Activities
1. In the passage on working-class consciousness, which two earlier struggles are said to have been imbued with militant reformist perspectives?
2. According to the passage on working-class consciousness, why are the traditions of the movements of the 1930s and 1960s gone? Answer in one to three sentences.
3. Continue the passage on working-class consciousness from its last sentence.

The condition of being part of an exploited class means today what it has usually meant in this country, and always meant for working people in large parts of the rest of the world: instability, insecurity, lives that are precarious. BUT, the consciousness of the working class has not caught up with this reality. Yes, many are angry. Yes, many feel cheated that some people have much more than they do, and they feel it’s unfair. But resentment isn’t a program. And it can lead in quite reactionary directions—as it has today.
The working class has no perspective based on its own class interests today, no experience that gives it even a sense of what those interests could be, what goals to fight for that would allow the working class to go forward. It doesn’t even have the militant reformist perspectives that imbued the struggles of the 1930s for unions or the struggles in the 1950s and ‘60s of the black population for equal rights.
Even the traditions of those movements are gone. The ‘60s are ancient history. The ‘30s don’t even enter into the equation. There’s no one left from the ‘30s even just to tell what happened, and very few left from the ‘60s—and most of them have learned to live in and accept this society. The history of both of those massive mobilizations is left in the hands of reformist academics, who obscure the fact that those mobilizations were pregnant with the possibilities of revolution—and might have taken that path if they had been led by organizations which had had that goal.

Dataset excerpts
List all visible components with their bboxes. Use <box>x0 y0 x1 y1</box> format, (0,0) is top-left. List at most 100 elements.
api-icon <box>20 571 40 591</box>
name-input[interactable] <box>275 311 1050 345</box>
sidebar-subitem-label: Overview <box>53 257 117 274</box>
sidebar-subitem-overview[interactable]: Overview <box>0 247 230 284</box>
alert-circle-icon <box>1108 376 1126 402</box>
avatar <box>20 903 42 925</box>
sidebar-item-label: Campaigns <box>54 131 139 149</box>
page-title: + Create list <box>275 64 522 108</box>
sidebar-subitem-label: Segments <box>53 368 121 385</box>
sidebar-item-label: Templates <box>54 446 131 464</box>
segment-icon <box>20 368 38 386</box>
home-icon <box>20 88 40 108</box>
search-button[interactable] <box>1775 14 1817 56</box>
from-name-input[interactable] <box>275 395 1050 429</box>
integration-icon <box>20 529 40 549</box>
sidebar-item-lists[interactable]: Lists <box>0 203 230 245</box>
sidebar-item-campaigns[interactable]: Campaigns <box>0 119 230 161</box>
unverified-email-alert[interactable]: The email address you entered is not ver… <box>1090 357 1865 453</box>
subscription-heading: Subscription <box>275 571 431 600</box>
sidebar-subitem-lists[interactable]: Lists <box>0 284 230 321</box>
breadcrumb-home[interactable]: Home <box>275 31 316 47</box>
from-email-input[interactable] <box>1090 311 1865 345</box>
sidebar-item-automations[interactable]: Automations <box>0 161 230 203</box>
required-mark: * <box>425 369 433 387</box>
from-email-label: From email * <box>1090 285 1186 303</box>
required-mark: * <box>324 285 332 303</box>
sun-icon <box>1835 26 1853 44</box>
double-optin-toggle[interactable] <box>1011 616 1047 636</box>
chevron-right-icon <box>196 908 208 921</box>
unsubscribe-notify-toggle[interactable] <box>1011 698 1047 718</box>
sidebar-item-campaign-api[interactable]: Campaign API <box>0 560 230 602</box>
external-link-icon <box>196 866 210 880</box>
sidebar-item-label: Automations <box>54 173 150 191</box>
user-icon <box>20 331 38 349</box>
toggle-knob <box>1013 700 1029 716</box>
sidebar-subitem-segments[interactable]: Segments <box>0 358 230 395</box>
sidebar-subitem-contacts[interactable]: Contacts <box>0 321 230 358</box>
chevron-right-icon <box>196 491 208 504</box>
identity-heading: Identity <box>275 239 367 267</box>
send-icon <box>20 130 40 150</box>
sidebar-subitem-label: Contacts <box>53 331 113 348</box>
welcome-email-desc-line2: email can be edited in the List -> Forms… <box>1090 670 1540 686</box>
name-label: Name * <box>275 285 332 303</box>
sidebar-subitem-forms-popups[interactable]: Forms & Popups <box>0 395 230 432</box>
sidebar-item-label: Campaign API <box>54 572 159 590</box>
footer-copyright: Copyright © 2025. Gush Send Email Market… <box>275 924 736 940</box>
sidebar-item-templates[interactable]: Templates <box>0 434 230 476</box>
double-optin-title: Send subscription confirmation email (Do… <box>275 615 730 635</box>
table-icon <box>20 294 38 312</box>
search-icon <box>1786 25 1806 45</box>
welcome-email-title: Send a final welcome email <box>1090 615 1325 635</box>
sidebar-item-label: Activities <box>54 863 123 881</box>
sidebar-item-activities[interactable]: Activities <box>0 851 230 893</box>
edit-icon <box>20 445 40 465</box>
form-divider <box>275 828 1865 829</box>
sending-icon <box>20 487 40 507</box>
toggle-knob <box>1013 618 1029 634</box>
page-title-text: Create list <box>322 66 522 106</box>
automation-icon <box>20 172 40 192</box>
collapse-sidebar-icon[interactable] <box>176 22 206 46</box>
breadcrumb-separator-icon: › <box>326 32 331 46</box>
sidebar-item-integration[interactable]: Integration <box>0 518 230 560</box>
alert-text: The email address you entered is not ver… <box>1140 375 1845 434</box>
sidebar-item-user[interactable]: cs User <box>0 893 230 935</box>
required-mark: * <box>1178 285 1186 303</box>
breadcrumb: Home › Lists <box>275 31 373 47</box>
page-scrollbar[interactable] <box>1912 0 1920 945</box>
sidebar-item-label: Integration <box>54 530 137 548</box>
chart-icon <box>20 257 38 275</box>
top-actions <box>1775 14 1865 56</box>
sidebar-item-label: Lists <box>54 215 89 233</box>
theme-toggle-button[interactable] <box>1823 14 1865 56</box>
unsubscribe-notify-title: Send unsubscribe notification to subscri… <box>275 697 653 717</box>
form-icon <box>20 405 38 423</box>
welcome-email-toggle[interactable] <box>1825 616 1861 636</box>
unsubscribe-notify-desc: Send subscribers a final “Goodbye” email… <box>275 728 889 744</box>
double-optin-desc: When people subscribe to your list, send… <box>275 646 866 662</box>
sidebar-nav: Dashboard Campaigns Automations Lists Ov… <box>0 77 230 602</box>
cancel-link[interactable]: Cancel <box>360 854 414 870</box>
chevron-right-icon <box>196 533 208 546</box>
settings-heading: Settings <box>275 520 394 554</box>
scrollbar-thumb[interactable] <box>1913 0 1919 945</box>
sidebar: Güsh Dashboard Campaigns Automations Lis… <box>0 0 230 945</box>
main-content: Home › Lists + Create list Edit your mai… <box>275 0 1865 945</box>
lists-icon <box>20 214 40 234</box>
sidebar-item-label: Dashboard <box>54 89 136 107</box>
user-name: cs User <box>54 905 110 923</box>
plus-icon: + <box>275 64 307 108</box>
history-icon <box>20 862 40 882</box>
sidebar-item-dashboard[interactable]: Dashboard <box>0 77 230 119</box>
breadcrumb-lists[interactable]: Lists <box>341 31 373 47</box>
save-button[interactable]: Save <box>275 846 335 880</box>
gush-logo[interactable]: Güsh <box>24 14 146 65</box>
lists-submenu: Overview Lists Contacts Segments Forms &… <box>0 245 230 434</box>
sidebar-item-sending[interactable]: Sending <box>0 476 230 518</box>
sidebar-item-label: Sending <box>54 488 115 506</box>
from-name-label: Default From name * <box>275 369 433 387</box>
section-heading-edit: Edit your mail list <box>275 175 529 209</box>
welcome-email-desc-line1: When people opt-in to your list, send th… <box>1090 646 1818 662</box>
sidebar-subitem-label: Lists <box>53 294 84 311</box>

Results of the tasks
1. The struggles of the 1930s for unions and the struggles of the black population in the 1950s and '60s for equal rights.

2. No one is left from the 1930s to tell what happened, and very few are left from the 1960s, most of whom have learned to live in and accept this society. The history of both mobilizations has been left to reformist academics, who obscure the fact that those movements held the possibility of revolution.

3.
But the only class organizations the workers had, and still have, are the unions. And for many decades, stretching back to World War II, the union leaderships sold the idea—and still continue to sell it in the current disastrous situation—that workers can improve their situation by cooperating with the bosses. This can only mean, within the framework of capitalist society, that the workers put the bosses’ interests before their own. The unions helped reinforce, even create the myth of the “middle class,” the idea that everyone has a chance to move up. Perhaps—but American imperialism was living off the rest of the world. That “middle class” position was paid for by imperialism’s wars against dozens of “underdeveloped” countries, and the terrible human cost associated with them—wars that almost all the unions supported almost all the time. (Just as the “recovery” from the global Great Depression was paid for by the 80 million deaths attributed to World War II.)
Today, the unions themselves are under attack—despite their long-standing, strenuous efforts to respect their side of the “gentlemen’s agreement” that John L. Lewis first struck with GM in 1937, an agreement subsequently reinforced as one union after another gained official “recognition” from the bourgeois state. In exchange for recognition and a certain level of improvement in contracts, the unions effectively served as the guarantor of social peace. This didn’t mean there were no strikes—even long and combative ones. The capitalists never were wont to cede something unless they had to. But those strikes were carried out within the very formalized legal framework which was fully established by the time the World War II no-strike pledge came to an end. And that was a bulwark that prevented militant economic strikes from spreading out, prevented them from taking on a social or political character.
Today, at least parts of the bourgeoisie apparently have concluded that the unions are no longer needed to hold back the struggles of the working class. In reality, there are no massive struggles to hold back and have not been for decades.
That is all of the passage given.